> **EXERCISE DESCRIPTION**: Update the listing below so that each occurrence of "event-dot-indicator" reads "event-marker", with every other character left as is.

> **INFORMATION SHOWN**:
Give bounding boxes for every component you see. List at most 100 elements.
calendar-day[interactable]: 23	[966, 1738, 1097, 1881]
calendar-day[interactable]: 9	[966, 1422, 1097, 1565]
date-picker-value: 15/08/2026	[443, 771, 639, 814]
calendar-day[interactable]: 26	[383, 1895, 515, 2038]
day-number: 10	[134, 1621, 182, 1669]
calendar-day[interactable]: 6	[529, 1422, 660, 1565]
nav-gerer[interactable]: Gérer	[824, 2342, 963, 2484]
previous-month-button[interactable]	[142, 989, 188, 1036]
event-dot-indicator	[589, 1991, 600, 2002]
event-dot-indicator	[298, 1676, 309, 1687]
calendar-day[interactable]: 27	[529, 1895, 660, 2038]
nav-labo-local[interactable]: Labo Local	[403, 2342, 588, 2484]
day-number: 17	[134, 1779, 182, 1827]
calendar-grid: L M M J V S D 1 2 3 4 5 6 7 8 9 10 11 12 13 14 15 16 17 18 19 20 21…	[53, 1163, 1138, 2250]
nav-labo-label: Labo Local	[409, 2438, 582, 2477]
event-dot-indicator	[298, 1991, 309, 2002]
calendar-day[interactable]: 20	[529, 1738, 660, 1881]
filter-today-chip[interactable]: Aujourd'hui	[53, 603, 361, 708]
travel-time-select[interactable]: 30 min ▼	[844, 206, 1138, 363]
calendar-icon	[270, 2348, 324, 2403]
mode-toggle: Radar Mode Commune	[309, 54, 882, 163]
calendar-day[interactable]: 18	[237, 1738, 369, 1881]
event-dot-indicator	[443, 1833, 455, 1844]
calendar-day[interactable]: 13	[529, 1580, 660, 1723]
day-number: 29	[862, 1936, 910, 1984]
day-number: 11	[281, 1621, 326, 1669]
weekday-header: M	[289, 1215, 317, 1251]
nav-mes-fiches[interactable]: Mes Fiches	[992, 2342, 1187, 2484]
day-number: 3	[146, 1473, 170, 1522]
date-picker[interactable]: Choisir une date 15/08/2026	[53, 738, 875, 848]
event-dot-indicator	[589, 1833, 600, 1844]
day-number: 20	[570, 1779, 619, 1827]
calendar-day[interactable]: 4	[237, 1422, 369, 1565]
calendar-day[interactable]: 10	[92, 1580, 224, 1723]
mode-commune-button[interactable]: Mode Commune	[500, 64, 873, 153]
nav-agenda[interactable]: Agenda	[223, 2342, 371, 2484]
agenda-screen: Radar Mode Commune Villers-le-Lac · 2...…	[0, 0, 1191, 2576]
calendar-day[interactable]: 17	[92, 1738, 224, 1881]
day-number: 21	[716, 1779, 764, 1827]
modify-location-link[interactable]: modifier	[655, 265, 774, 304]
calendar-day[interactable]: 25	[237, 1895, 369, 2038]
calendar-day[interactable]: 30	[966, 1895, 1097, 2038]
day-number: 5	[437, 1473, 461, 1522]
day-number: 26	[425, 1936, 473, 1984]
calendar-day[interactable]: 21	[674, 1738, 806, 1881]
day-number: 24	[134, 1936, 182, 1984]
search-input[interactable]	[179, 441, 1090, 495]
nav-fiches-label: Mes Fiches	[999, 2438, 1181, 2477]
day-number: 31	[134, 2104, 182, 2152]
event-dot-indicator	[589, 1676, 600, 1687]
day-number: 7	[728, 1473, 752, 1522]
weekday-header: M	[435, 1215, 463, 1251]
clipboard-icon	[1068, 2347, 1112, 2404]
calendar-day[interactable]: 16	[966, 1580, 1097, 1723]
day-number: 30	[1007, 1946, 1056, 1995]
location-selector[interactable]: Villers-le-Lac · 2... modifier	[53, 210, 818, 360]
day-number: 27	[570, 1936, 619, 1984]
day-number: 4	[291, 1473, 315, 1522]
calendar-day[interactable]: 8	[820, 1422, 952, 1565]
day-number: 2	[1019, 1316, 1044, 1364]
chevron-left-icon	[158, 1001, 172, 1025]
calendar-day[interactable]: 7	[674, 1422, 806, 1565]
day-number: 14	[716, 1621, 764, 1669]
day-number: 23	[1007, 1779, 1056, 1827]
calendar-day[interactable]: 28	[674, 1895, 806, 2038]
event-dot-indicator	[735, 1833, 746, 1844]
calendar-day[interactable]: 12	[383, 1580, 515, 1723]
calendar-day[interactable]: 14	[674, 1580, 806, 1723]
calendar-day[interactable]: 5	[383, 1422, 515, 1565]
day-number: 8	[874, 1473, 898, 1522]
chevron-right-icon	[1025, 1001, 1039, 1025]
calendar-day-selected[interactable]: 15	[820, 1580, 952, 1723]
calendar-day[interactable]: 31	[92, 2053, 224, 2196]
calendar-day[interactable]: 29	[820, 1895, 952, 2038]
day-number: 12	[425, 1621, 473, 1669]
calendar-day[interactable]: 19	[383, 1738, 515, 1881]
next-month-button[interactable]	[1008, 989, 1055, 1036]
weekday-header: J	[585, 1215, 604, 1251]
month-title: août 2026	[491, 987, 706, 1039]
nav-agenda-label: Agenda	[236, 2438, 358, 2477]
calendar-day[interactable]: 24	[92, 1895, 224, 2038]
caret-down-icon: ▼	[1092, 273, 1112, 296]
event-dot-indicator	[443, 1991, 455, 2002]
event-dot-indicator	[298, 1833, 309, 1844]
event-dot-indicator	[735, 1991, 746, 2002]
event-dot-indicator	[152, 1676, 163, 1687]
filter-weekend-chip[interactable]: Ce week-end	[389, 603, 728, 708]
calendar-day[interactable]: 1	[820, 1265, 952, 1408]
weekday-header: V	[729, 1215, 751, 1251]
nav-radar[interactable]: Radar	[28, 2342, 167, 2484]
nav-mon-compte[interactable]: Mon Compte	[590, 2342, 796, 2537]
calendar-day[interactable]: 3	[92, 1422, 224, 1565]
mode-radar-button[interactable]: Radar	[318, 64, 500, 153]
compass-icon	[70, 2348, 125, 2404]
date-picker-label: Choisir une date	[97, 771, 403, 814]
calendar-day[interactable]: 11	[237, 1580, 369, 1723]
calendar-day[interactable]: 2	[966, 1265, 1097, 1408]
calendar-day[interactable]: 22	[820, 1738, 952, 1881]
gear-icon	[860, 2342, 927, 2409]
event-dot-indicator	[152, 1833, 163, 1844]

> **CORRECT ANSWER**:
Give bounding boxes for every component you see. List at most 100 elements.
calendar-day[interactable]: 23	[966, 1738, 1097, 1881]
calendar-day[interactable]: 9	[966, 1422, 1097, 1565]
date-picker-value: 15/08/2026	[443, 771, 639, 814]
calendar-day[interactable]: 26	[383, 1895, 515, 2038]
day-number: 10	[134, 1621, 182, 1669]
calendar-day[interactable]: 6	[529, 1422, 660, 1565]
nav-gerer[interactable]: Gérer	[824, 2342, 963, 2484]
previous-month-button[interactable]	[142, 989, 188, 1036]
event-marker	[589, 1991, 600, 2002]
event-marker	[298, 1676, 309, 1687]
calendar-day[interactable]: 27	[529, 1895, 660, 2038]
nav-labo-local[interactable]: Labo Local	[403, 2342, 588, 2484]
day-number: 17	[134, 1779, 182, 1827]
calendar-grid: L M M J V S D 1 2 3 4 5 6 7 8 9 10 11 12 13 14 15 16 17 18 19 20 21…	[53, 1163, 1138, 2250]
nav-labo-label: Labo Local	[409, 2438, 582, 2477]
event-marker	[298, 1991, 309, 2002]
calendar-day[interactable]: 20	[529, 1738, 660, 1881]
filter-today-chip[interactable]: Aujourd'hui	[53, 603, 361, 708]
travel-time-select[interactable]: 30 min ▼	[844, 206, 1138, 363]
calendar-icon	[270, 2348, 324, 2403]
mode-toggle: Radar Mode Commune	[309, 54, 882, 163]
calendar-day[interactable]: 18	[237, 1738, 369, 1881]
event-marker	[443, 1833, 455, 1844]
calendar-day[interactable]: 13	[529, 1580, 660, 1723]
day-number: 29	[862, 1936, 910, 1984]
day-number: 11	[281, 1621, 326, 1669]
weekday-header: M	[289, 1215, 317, 1251]
nav-mes-fiches[interactable]: Mes Fiches	[992, 2342, 1187, 2484]
day-number: 3	[146, 1473, 170, 1522]
date-picker[interactable]: Choisir une date 15/08/2026	[53, 738, 875, 848]
event-marker	[589, 1833, 600, 1844]
day-number: 20	[570, 1779, 619, 1827]
calendar-day[interactable]: 4	[237, 1422, 369, 1565]
calendar-day[interactable]: 10	[92, 1580, 224, 1723]
mode-commune-button[interactable]: Mode Commune	[500, 64, 873, 153]
nav-agenda[interactable]: Agenda	[223, 2342, 371, 2484]
agenda-screen: Radar Mode Commune Villers-le-Lac · 2...…	[0, 0, 1191, 2576]
calendar-day[interactable]: 17	[92, 1738, 224, 1881]
day-number: 21	[716, 1779, 764, 1827]
modify-location-link[interactable]: modifier	[655, 265, 774, 304]
calendar-day[interactable]: 25	[237, 1895, 369, 2038]
calendar-day[interactable]: 30	[966, 1895, 1097, 2038]
day-number: 5	[437, 1473, 461, 1522]
day-number: 26	[425, 1936, 473, 1984]
calendar-day[interactable]: 21	[674, 1738, 806, 1881]
day-number: 24	[134, 1936, 182, 1984]
search-input[interactable]	[179, 441, 1090, 495]
nav-fiches-label: Mes Fiches	[999, 2438, 1181, 2477]
day-number: 31	[134, 2104, 182, 2152]
event-marker	[589, 1676, 600, 1687]
day-number: 7	[728, 1473, 752, 1522]
weekday-header: M	[435, 1215, 463, 1251]
clipboard-icon	[1068, 2347, 1112, 2404]
calendar-day[interactable]: 16	[966, 1580, 1097, 1723]
day-number: 30	[1007, 1946, 1056, 1995]
location-selector[interactable]: Villers-le-Lac · 2... modifier	[53, 210, 818, 360]
day-number: 27	[570, 1936, 619, 1984]
day-number: 4	[291, 1473, 315, 1522]
calendar-day[interactable]: 8	[820, 1422, 952, 1565]
day-number: 2	[1019, 1316, 1044, 1364]
chevron-left-icon	[158, 1001, 172, 1025]
calendar-day[interactable]: 7	[674, 1422, 806, 1565]
day-number: 14	[716, 1621, 764, 1669]
day-number: 23	[1007, 1779, 1056, 1827]
calendar-day[interactable]: 28	[674, 1895, 806, 2038]
event-marker	[735, 1833, 746, 1844]
calendar-day[interactable]: 12	[383, 1580, 515, 1723]
calendar-day[interactable]: 14	[674, 1580, 806, 1723]
calendar-day[interactable]: 5	[383, 1422, 515, 1565]
day-number: 8	[874, 1473, 898, 1522]
chevron-right-icon	[1025, 1001, 1039, 1025]
calendar-day-selected[interactable]: 15	[820, 1580, 952, 1723]
calendar-day[interactable]: 31	[92, 2053, 224, 2196]
calendar-day[interactable]: 29	[820, 1895, 952, 2038]
day-number: 12	[425, 1621, 473, 1669]
calendar-day[interactable]: 19	[383, 1738, 515, 1881]
next-month-button[interactable]	[1008, 989, 1055, 1036]
weekday-header: J	[585, 1215, 604, 1251]
month-title: août 2026	[491, 987, 706, 1039]
nav-agenda-label: Agenda	[236, 2438, 358, 2477]
calendar-day[interactable]: 24	[92, 1895, 224, 2038]
caret-down-icon: ▼	[1092, 273, 1112, 296]
event-marker	[443, 1991, 455, 2002]
event-marker	[298, 1833, 309, 1844]
event-marker	[735, 1991, 746, 2002]
event-marker	[152, 1676, 163, 1687]
filter-weekend-chip[interactable]: Ce week-end	[389, 603, 728, 708]
calendar-day[interactable]: 1	[820, 1265, 952, 1408]
weekday-header: V	[729, 1215, 751, 1251]
nav-radar[interactable]: Radar	[28, 2342, 167, 2484]
nav-mon-compte[interactable]: Mon Compte	[590, 2342, 796, 2537]
calendar-day[interactable]: 3	[92, 1422, 224, 1565]
mode-radar-button[interactable]: Radar	[318, 64, 500, 153]
compass-icon	[70, 2348, 125, 2404]
date-picker-label: Choisir une date	[97, 771, 403, 814]
calendar-day[interactable]: 11	[237, 1580, 369, 1723]
calendar-day[interactable]: 2	[966, 1265, 1097, 1408]
calendar-day[interactable]: 22	[820, 1738, 952, 1881]
gear-icon	[860, 2342, 927, 2409]
event-marker	[152, 1833, 163, 1844]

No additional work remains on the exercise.